***** Records supplied

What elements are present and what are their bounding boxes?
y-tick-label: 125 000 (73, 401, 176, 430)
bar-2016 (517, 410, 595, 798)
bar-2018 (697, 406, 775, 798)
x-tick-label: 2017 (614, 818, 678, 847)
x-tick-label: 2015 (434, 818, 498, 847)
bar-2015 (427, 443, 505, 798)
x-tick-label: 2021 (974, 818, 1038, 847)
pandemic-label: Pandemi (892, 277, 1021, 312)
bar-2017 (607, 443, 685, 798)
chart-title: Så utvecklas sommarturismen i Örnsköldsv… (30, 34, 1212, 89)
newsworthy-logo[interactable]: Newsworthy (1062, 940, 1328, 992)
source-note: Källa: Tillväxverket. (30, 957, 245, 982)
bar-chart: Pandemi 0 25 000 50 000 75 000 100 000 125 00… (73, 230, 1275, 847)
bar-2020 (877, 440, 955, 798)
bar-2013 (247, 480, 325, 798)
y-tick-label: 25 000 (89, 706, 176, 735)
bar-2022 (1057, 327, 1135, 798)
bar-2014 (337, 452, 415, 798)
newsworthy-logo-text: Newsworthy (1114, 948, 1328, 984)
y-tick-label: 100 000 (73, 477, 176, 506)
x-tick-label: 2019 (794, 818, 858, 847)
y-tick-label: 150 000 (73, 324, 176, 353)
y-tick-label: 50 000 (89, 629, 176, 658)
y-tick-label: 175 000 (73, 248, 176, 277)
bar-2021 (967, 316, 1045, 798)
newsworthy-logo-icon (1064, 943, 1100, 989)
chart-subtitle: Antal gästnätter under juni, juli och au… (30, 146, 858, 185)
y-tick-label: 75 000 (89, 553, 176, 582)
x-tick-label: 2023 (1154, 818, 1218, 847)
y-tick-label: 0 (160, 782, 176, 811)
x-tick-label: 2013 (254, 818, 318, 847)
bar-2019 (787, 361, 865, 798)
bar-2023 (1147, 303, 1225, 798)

**********

Return, unchanged, the lines from the start of the records above through the line that contains "chart-title: Så utvecklas", including both ends.

What elements are present and what are their bounding boxes?
y-tick-label: 125 000 (73, 401, 176, 430)
bar-2016 (517, 410, 595, 798)
bar-2018 (697, 406, 775, 798)
x-tick-label: 2017 (614, 818, 678, 847)
x-tick-label: 2015 (434, 818, 498, 847)
bar-2015 (427, 443, 505, 798)
x-tick-label: 2021 (974, 818, 1038, 847)
pandemic-label: Pandemi (892, 277, 1021, 312)
bar-2017 (607, 443, 685, 798)
chart-title: Så utvecklas sommarturismen i Örnsköldsv… (30, 34, 1212, 89)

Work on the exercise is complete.